Work instructions
Reproduce every item below verbatim, from the first line to the last.

[Rows from a dataset]
┏━━
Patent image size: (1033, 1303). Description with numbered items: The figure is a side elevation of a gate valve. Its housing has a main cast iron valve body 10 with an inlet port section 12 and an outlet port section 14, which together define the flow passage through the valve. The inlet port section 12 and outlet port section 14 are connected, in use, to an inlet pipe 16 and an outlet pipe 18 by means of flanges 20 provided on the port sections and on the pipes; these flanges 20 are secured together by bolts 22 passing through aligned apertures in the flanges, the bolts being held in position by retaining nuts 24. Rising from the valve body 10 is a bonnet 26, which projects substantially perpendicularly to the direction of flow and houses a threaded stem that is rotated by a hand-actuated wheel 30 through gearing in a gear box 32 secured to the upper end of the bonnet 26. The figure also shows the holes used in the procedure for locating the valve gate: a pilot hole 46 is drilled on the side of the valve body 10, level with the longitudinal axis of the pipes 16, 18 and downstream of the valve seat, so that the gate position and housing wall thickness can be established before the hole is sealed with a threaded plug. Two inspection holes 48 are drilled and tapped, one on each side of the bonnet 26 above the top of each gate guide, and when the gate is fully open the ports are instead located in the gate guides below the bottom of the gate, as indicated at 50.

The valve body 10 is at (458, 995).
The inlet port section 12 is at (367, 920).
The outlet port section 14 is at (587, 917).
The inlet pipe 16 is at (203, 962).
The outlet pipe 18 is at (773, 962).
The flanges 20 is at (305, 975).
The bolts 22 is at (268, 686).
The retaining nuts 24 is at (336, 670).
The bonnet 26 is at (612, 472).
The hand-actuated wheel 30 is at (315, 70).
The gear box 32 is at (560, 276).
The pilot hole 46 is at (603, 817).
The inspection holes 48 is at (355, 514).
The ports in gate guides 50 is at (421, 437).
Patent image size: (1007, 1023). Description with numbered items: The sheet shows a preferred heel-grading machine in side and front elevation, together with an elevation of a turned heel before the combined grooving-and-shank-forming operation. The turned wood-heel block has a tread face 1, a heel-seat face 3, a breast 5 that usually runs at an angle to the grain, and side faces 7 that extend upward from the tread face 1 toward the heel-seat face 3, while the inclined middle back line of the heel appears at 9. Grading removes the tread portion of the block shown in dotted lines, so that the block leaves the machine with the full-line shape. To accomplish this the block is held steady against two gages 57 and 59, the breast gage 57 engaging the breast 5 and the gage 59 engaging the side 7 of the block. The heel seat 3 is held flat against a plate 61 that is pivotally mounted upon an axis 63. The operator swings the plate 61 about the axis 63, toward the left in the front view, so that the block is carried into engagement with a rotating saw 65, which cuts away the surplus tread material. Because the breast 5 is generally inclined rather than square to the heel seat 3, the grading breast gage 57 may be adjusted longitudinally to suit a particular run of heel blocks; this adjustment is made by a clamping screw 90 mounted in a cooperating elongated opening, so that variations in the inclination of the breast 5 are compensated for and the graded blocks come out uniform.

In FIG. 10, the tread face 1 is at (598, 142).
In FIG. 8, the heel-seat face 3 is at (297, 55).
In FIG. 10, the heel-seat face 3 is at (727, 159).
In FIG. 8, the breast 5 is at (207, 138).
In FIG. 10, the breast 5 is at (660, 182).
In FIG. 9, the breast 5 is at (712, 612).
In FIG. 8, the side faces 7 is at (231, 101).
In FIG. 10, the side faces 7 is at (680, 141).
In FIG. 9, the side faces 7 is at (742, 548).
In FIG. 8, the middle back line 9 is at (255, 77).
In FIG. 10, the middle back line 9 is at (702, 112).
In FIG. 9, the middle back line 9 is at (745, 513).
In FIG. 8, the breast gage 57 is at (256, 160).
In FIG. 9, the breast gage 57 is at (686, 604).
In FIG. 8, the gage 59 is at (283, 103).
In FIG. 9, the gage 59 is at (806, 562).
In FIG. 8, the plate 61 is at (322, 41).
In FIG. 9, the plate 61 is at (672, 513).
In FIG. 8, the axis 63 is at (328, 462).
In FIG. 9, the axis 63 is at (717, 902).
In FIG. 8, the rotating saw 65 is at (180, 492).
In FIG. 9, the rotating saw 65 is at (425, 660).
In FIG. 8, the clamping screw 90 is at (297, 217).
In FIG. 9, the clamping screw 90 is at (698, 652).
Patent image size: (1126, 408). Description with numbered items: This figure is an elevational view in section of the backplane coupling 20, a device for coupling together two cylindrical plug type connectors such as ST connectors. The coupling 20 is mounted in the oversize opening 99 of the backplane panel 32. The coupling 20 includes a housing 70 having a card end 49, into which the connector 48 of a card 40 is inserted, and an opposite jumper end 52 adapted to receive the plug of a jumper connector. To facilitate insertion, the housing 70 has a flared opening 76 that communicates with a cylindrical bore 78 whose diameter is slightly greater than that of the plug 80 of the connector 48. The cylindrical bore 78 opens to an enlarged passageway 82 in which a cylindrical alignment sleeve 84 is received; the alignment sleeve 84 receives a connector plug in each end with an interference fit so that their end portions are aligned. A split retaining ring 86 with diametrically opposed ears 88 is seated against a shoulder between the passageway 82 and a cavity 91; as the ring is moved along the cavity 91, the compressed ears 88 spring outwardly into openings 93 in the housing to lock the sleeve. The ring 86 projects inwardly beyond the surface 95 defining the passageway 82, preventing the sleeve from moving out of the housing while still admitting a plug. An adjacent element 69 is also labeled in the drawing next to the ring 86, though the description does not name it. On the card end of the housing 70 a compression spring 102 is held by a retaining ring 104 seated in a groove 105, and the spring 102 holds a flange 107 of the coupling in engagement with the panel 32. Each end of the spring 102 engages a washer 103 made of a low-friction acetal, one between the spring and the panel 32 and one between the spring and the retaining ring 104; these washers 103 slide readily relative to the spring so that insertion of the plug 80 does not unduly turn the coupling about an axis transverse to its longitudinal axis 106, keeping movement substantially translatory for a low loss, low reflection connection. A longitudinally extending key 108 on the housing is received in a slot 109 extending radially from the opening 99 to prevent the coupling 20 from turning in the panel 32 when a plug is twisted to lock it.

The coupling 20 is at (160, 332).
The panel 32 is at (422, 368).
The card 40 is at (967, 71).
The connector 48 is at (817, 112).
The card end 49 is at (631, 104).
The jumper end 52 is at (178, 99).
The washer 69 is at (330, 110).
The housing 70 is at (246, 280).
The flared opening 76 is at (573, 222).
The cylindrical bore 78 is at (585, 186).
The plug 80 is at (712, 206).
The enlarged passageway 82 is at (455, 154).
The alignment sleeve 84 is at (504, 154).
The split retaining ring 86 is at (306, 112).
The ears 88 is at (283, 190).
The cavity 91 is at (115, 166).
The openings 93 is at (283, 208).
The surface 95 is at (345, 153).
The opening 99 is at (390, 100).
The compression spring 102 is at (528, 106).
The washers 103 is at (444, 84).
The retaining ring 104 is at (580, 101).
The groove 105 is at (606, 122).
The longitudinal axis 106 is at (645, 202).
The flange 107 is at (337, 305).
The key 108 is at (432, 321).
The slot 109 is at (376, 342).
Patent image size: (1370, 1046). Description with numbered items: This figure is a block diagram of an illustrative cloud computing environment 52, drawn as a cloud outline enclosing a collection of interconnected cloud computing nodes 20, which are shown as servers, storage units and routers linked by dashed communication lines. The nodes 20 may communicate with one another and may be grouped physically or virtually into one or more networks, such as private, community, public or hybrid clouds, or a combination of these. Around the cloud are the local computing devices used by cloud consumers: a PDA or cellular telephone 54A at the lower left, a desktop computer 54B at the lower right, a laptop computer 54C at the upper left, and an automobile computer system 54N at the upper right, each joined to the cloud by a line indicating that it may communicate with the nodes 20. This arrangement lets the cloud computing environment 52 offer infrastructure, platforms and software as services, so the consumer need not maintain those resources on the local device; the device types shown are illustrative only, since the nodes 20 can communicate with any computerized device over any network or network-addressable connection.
┗━━
Response to the exercise
Patent image size: (1033, 1303). Description with numbered items: The figure is a side elevation of a gate valve. Its housing has a main cast iron valve body 10 with an inlet port section 12 and an outlet port section 14, which together define the flow passage through the valve. The inlet port section 12 and outlet port section 14 are connected, in use, to an inlet pipe 16 and an outlet pipe 18 by means of flanges 20 provided on the port sections and on the pipes; these flanges 20 are secured together by bolts 22 passing through aligned apertures in the flanges, the bolts being held in position by retaining nuts 24. Rising from the valve body 10 is a bonnet 26, which projects substantially perpendicularly to the direction of flow and houses a threaded stem that is rotated by a hand-actuated wheel 30 through gearing in a gear box 32 secured to the upper end of the bonnet 26. The figure also shows the holes used in the procedure for locating the valve gate: a pilot hole 46 is drilled on the side of the valve body 10, level with the longitudinal axis of the pipes 16, 18 and downstream of the valve seat, so that the gate position and housing wall thickness can be established before the hole is sealed with a threaded plug. Two inspection holes 48 are drilled and tapped, one on each side of the bonnet 26 above the top of each gate guide, and when the gate is fully open the ports are instead located in the gate guides below the bottom of the gate, as indicated at 50.

The valve body 10 is at (458, 995).
The inlet port section 12 is at (367, 920).
The outlet port section 14 is at (587, 917).
The inlet pipe 16 is at (203, 962).
The outlet pipe 18 is at (773, 962).
The flanges 20 is at (305, 975).
The bolts 22 is at (268, 686).
The retaining nuts 24 is at (336, 670).
The bonnet 26 is at (612, 472).
The hand-actuated wheel 30 is at (315, 70).
The gear box 32 is at (560, 276).
The pilot hole 46 is at (603, 817).
The inspection holes 48 is at (355, 514).
The ports in gate guides 50 is at (421, 437).
Patent image size: (1007, 1023). Description with numbered items: The sheet shows a preferred heel-grading machine in side and front elevation, together with an elevation of a turned heel before the combined grooving-and-shank-forming operation. The turned wood-heel block has a tread face 1, a heel-seat face 3, a breast 5 that usually runs at an angle to the grain, and side faces 7 that extend upward from the tread face 1 toward the heel-seat face 3, while the inclined middle back line of the heel appears at 9. Grading removes the tread portion of the block shown in dotted lines, so that the block leaves the machine with the full-line shape. To accomplish this the block is held steady against two gages 57 and 59, the breast gage 57 engaging the breast 5 and the gage 59 engaging the side 7 of the block. The heel seat 3 is held flat against a plate 61 that is pivotally mounted upon an axis 63. The operator swings the plate 61 about the axis 63, toward the left in the front view, so that the block is carried into engagement with a rotating saw 65, which cuts away the surplus tread material. Because the breast 5 is generally inclined rather than square to the heel seat 3, the grading breast gage 57 may be adjusted longitudinally to suit a particular run of heel blocks; this adjustment is made by a clamping screw 90 mounted in a cooperating elongated opening, so that variations in the inclination of the breast 5 are compensated for and the graded blocks come out uniform.

In FIG. 10, the tread face 1 is at (598, 142).
In FIG. 8, the heel-seat face 3 is at (297, 55).
In FIG. 10, the heel-seat face 3 is at (727, 159).
In FIG. 8, the breast 5 is at (207, 138).
In FIG. 10, the breast 5 is at (660, 182).
In FIG. 9, the breast 5 is at (712, 612).
In FIG. 8, the side faces 7 is at (231, 101).
In FIG. 10, the side faces 7 is at (680, 141).
In FIG. 9, the side faces 7 is at (742, 548).
In FIG. 8, the middle back line 9 is at (255, 77).
In FIG. 10, the middle back line 9 is at (702, 112).
In FIG. 9, the middle back line 9 is at (745, 513).
In FIG. 8, the breast gage 57 is at (256, 160).
In FIG. 9, the breast gage 57 is at (686, 604).
In FIG. 8, the gage 59 is at (283, 103).
In FIG. 9, the gage 59 is at (806, 562).
In FIG. 8, the plate 61 is at (322, 41).
In FIG. 9, the plate 61 is at (672, 513).
In FIG. 8, the axis 63 is at (328, 462).
In FIG. 9, the axis 63 is at (717, 902).
In FIG. 8, the rotating saw 65 is at (180, 492).
In FIG. 9, the rotating saw 65 is at (425, 660).
In FIG. 8, the clamping screw 90 is at (297, 217).
In FIG. 9, the clamping screw 90 is at (698, 652).
Patent image size: (1126, 408). Description with numbered items: This figure is an elevational view in section of the backplane coupling 20, a device for coupling together two cylindrical plug type connectors such as ST connectors. The coupling 20 is mounted in the oversize opening 99 of the backplane panel 32. The coupling 20 includes a housing 70 having a card end 49, into which the connector 48 of a card 40 is inserted, and an opposite jumper end 52 adapted to receive the plug of a jumper connector. To facilitate insertion, the housing 70 has a flared opening 76 that communicates with a cylindrical bore 78 whose diameter is slightly greater than that of the plug 80 of the connector 48. The cylindrical bore 78 opens to an enlarged passageway 82 in which a cylindrical alignment sleeve 84 is received; the alignment sleeve 84 receives a connector plug in each end with an interference fit so that their end portions are aligned. A split retaining ring 86 with diametrically opposed ears 88 is seated against a shoulder between the passageway 82 and a cavity 91; as the ring is moved along the cavity 91, the compressed ears 88 spring outwardly into openings 93 in the housing to lock the sleeve. The ring 86 projects inwardly beyond the surface 95 defining the passageway 82, preventing the sleeve from moving out of the housing while still admitting a plug. An adjacent element 69 is also labeled in the drawing next to the ring 86, though the description does not name it. On the card end of the housing 70 a compression spring 102 is held by a retaining ring 104 seated in a groove 105, and the spring 102 holds a flange 107 of the coupling in engagement with the panel 32. Each end of the spring 102 engages a washer 103 made of a low-friction acetal, one between the spring and the panel 32 and one between the spring and the retaining ring 104; these washers 103 slide readily relative to the spring so that insertion of the plug 80 does not unduly turn the coupling about an axis transverse to its longitudinal axis 106, keeping movement substantially translatory for a low loss, low reflection connection. A longitudinally extending key 108 on the housing is received in a slot 109 extending radially from the opening 99 to prevent the coupling 20 from turning in the panel 32 when a plug is twisted to lock it.

The coupling 20 is at (160, 332).
The panel 32 is at (422, 368).
The card 40 is at (967, 71).
The connector 48 is at (817, 112).
The card end 49 is at (631, 104).
The jumper end 52 is at (178, 99).
The washer 69 is at (330, 110).
The housing 70 is at (246, 280).
The flared opening 76 is at (573, 222).
The cylindrical bore 78 is at (585, 186).
The plug 80 is at (712, 206).
The enlarged passageway 82 is at (455, 154).
The alignment sleeve 84 is at (504, 154).
The split retaining ring 86 is at (306, 112).
The ears 88 is at (283, 190).
The cavity 91 is at (115, 166).
The openings 93 is at (283, 208).
The surface 95 is at (345, 153).
The opening 99 is at (390, 100).
The compression spring 102 is at (528, 106).
The washers 103 is at (444, 84).
The retaining ring 104 is at (580, 101).
The groove 105 is at (606, 122).
The longitudinal axis 106 is at (645, 202).
The flange 107 is at (337, 305).
The key 108 is at (432, 321).
The slot 109 is at (376, 342).
Patent image size: (1370, 1046). Description with numbered items: This figure is a block diagram of an illustrative cloud computing environment 52, drawn as a cloud outline enclosing a collection of interconnected cloud computing nodes 20, which are shown as servers, storage units and routers linked by dashed communication lines. The nodes 20 may communicate with one another and may be grouped physically or virtually into one or more networks, such as private, community, public or hybrid clouds, or a combination of these. Around the cloud are the local computing devices used by cloud consumers: a PDA or cellular telephone 54A at the lower left, a desktop computer 54B at the lower right, a laptop computer 54C at the upper left, and an automobile computer system 54N at the upper right, each joined to the cloud by a line indicating that it may communicate with the nodes 20. This arrangement lets the cloud computing environment 52 offer infrastructure, platforms and software as services, so the consumer need not maintain those resources on the local device; the device types shown are illustrative only, since the nodes 20 can communicate with any computerized device over any network or network-addressable connection.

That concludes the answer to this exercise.